◆ **WHAT THIS TASK INVOLVES**
Write out every entry exactly as it appears.

◆ **MATERIAL FOR THIS TASK**
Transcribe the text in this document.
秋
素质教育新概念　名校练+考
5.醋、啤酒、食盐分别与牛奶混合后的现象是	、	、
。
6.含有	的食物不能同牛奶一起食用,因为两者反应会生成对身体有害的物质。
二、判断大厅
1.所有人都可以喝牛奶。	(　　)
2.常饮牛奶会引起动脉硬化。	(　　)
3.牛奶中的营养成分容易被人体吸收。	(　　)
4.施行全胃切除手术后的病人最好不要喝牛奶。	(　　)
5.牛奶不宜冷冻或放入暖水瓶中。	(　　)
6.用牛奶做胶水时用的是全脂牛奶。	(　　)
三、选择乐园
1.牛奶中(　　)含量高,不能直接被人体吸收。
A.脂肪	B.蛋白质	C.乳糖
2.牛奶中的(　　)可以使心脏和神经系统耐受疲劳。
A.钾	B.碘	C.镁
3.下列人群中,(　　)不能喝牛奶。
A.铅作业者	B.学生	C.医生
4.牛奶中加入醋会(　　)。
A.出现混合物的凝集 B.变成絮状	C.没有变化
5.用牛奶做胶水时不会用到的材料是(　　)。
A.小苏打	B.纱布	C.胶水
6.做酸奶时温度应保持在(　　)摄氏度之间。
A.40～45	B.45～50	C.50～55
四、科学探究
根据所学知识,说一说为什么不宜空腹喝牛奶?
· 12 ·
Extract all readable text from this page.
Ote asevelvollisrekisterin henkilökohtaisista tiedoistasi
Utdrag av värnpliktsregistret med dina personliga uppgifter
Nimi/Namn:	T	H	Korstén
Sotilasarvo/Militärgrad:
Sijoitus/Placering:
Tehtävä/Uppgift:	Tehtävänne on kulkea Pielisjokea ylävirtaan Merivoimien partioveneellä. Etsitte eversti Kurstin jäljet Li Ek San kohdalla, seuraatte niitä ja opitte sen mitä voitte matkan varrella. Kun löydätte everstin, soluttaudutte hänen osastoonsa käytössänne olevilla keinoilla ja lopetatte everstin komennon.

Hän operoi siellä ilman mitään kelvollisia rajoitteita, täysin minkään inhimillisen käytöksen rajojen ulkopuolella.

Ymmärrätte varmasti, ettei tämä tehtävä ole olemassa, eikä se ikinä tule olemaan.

◆ **RESPONSE**
Transcribe the text in this document.
秋
素质教育新概念　名校练+考
5.醋、啤酒、食盐分别与牛奶混合后的现象是	、	、
。
6.含有	的食物不能同牛奶一起食用,因为两者反应会生成对身体有害的物质。
二、判断大厅
1.所有人都可以喝牛奶。	(　　)
2.常饮牛奶会引起动脉硬化。	(　　)
3.牛奶中的营养成分容易被人体吸收。	(　　)
4.施行全胃切除手术后的病人最好不要喝牛奶。	(　　)
5.牛奶不宜冷冻或放入暖水瓶中。	(　　)
6.用牛奶做胶水时用的是全脂牛奶。	(　　)
三、选择乐园
1.牛奶中(　　)含量高,不能直接被人体吸收。
A.脂肪	B.蛋白质	C.乳糖
2.牛奶中的(　　)可以使心脏和神经系统耐受疲劳。
A.钾	B.碘	C.镁
3.下列人群中,(　　)不能喝牛奶。
A.铅作业者	B.学生	C.医生
4.牛奶中加入醋会(　　)。
A.出现混合物的凝集 B.变成絮状	C.没有变化
5.用牛奶做胶水时不会用到的材料是(　　)。
A.小苏打	B.纱布	C.胶水
6.做酸奶时温度应保持在(　　)摄氏度之间。
A.40～45	B.45～50	C.50～55
四、科学探究
根据所学知识,说一说为什么不宜空腹喝牛奶?
· 12 ·
Extract all readable text from this page.
Ote asevelvollisrekisterin henkilökohtaisista tiedoistasi
Utdrag av värnpliktsregistret med dina personliga uppgifter
Nimi/Namn:	T	H	Korstén
Sotilasarvo/Militärgrad:
Sijoitus/Placering:
Tehtävä/Uppgift:	Tehtävänne on kulkea Pielisjokea ylävirtaan Merivoimien partioveneellä. Etsitte eversti Kurstin jäljet Li Ek San kohdalla, seuraatte niitä ja opitte sen mitä voitte matkan varrella. Kun löydätte everstin, soluttaudutte hänen osastoonsa käytössänne olevilla keinoilla ja lopetatte everstin komennon.

Hän operoi siellä ilman mitään kelvollisia rajoitteita, täysin minkään inhimillisen käytöksen rajojen ulkopuolella.

Ymmärrätte varmasti, ettei tämä tehtävä ole olemassa, eikä se ikinä tule olemaan.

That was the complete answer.